Supplied information start

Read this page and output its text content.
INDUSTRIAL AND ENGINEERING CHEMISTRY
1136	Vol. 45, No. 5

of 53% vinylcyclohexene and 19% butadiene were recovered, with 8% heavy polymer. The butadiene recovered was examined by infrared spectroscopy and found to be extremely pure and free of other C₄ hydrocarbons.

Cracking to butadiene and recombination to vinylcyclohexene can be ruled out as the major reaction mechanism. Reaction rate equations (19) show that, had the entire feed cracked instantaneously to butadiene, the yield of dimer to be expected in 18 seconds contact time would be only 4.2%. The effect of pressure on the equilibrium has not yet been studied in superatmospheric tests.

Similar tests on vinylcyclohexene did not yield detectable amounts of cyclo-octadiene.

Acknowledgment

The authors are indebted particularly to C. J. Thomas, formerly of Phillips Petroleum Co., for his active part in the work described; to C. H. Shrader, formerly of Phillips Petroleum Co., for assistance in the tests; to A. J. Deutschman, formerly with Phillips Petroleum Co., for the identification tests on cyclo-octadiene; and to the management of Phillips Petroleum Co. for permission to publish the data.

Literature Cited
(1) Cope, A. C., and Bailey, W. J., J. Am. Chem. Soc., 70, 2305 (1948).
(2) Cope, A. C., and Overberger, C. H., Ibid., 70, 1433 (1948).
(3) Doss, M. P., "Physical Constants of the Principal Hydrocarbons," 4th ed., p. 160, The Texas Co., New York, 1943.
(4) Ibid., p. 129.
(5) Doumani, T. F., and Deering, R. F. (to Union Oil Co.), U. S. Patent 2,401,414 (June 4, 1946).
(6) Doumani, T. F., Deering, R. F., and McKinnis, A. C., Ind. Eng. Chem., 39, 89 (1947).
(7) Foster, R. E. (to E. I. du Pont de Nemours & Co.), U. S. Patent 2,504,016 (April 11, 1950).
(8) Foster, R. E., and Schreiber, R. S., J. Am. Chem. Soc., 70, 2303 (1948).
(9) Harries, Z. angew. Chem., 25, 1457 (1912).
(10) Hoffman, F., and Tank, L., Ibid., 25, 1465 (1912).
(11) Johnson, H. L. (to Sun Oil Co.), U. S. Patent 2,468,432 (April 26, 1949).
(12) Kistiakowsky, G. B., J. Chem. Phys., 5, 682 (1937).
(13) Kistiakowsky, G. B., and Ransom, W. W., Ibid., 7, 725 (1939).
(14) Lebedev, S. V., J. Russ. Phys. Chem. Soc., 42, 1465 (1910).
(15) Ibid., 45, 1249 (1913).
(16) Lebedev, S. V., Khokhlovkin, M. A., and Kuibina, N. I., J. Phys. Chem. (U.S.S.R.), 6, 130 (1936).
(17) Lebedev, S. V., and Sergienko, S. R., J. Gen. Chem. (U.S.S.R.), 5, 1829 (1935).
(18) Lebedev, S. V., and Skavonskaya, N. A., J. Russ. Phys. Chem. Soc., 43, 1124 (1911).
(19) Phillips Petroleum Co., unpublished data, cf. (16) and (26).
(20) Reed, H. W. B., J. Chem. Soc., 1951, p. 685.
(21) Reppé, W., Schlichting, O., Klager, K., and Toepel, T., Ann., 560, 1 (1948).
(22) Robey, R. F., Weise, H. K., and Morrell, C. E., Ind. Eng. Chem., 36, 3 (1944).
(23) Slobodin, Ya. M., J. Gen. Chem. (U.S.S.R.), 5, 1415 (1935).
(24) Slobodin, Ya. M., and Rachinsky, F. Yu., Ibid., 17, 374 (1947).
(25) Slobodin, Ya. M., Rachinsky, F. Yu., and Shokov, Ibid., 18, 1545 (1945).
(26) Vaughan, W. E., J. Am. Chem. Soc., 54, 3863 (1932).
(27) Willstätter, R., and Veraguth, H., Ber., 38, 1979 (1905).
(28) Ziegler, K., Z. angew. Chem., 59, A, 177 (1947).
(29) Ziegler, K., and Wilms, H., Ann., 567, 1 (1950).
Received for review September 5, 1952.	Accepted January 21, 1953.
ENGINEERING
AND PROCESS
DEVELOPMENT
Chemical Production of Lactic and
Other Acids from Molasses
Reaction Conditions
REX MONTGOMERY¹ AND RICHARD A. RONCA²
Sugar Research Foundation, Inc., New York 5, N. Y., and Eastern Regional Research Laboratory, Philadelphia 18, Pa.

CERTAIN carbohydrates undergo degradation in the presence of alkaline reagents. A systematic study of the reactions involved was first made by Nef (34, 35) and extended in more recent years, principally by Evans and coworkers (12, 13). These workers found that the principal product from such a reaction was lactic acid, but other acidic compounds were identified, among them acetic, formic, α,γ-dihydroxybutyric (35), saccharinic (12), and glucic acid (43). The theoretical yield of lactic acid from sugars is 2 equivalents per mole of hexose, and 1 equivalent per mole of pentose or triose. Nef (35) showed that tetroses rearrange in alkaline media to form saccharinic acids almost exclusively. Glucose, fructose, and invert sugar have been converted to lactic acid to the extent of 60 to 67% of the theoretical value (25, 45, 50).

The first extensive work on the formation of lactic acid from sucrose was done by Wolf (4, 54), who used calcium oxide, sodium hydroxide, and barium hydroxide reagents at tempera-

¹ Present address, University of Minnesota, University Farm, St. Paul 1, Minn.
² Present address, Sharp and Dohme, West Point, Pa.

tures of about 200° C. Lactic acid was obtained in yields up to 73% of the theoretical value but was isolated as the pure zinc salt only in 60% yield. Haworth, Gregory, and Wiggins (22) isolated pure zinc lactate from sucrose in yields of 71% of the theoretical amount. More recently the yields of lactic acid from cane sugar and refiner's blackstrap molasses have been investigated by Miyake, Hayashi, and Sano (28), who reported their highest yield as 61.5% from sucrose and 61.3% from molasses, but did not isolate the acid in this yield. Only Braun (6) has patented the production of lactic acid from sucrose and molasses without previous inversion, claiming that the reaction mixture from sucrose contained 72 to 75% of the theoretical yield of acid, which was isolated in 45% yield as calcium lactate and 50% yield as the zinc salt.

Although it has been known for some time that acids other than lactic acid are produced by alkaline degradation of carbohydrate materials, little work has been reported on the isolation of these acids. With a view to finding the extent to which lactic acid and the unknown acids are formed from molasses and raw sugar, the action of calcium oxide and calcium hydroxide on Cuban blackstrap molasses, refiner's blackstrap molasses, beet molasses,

Supplied information end

* [Exercise]:
Copy out every line in the listing where the word "Present" appears.

* [Written solution]:
¹ Present address, University of Minnesota, University Farm, St. Paul 1, Minn.
² Present address, Sharp and Dohme, West Point, Pa.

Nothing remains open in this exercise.